Instructions to follow:
Which lines below hold the word "xlabel"? Copy all of them.

Excerpt from a dataset:
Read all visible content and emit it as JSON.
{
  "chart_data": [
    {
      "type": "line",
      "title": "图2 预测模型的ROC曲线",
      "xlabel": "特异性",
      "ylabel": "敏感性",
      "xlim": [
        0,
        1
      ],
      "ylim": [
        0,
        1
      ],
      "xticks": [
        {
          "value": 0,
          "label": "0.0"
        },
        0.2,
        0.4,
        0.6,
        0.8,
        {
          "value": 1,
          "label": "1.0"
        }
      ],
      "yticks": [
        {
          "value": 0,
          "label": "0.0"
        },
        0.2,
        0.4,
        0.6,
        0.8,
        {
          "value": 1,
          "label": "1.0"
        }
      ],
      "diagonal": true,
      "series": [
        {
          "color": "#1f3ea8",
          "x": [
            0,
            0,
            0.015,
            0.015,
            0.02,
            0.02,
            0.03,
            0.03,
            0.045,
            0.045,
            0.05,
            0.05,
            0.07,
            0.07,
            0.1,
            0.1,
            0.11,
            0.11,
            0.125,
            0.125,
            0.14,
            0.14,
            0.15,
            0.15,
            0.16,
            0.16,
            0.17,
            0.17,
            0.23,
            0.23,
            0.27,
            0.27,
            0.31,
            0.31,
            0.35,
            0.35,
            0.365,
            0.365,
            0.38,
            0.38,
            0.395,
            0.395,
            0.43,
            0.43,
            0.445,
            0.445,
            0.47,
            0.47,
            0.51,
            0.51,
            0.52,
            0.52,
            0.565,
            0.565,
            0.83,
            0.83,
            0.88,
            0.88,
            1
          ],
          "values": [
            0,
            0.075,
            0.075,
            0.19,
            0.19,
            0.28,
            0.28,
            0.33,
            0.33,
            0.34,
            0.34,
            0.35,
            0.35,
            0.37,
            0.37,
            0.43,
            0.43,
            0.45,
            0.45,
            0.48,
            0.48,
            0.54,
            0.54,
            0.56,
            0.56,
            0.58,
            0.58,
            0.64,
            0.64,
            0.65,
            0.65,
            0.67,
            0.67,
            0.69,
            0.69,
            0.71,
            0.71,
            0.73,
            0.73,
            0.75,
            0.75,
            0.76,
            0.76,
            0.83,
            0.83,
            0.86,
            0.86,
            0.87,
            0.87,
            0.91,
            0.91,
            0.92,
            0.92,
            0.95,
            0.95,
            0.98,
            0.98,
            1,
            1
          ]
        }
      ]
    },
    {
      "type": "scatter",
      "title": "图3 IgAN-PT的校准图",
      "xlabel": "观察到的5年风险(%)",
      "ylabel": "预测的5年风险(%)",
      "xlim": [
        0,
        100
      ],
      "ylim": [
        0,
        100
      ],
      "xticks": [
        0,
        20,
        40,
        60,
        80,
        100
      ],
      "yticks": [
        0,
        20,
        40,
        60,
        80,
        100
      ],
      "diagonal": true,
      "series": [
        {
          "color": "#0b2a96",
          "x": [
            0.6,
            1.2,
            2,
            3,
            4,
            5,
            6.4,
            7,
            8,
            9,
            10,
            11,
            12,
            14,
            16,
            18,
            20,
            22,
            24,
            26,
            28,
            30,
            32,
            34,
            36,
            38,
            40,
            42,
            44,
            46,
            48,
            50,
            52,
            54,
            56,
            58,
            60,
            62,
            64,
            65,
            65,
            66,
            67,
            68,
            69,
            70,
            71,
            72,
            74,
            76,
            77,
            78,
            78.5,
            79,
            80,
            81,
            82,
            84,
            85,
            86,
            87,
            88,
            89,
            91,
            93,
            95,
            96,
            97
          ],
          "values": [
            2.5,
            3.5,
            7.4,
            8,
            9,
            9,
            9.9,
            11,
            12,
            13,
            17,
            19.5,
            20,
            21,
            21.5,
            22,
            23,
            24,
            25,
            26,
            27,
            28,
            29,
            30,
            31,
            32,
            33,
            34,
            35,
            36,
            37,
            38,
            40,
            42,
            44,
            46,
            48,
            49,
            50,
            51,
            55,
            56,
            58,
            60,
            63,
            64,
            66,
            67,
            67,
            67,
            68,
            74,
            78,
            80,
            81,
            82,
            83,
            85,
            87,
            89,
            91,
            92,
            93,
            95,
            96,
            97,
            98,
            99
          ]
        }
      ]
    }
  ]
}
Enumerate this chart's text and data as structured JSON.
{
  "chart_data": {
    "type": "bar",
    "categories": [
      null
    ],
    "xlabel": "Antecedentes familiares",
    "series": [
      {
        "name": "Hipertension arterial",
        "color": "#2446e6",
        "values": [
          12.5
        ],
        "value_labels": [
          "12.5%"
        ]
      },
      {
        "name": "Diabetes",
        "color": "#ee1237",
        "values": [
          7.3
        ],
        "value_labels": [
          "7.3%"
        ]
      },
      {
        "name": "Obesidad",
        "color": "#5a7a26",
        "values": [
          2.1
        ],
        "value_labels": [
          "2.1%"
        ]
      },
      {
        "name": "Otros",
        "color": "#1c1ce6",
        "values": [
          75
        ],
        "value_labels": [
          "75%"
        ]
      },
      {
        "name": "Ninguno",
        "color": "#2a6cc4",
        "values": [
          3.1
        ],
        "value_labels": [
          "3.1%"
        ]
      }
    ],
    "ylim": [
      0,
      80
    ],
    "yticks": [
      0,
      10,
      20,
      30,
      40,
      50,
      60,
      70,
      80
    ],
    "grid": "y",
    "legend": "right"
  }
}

Solution below:
      "xlabel": "特异性",
      "xlabel": "观察到的5年风险(%)",
    "xlabel": "Antecedentes familiares",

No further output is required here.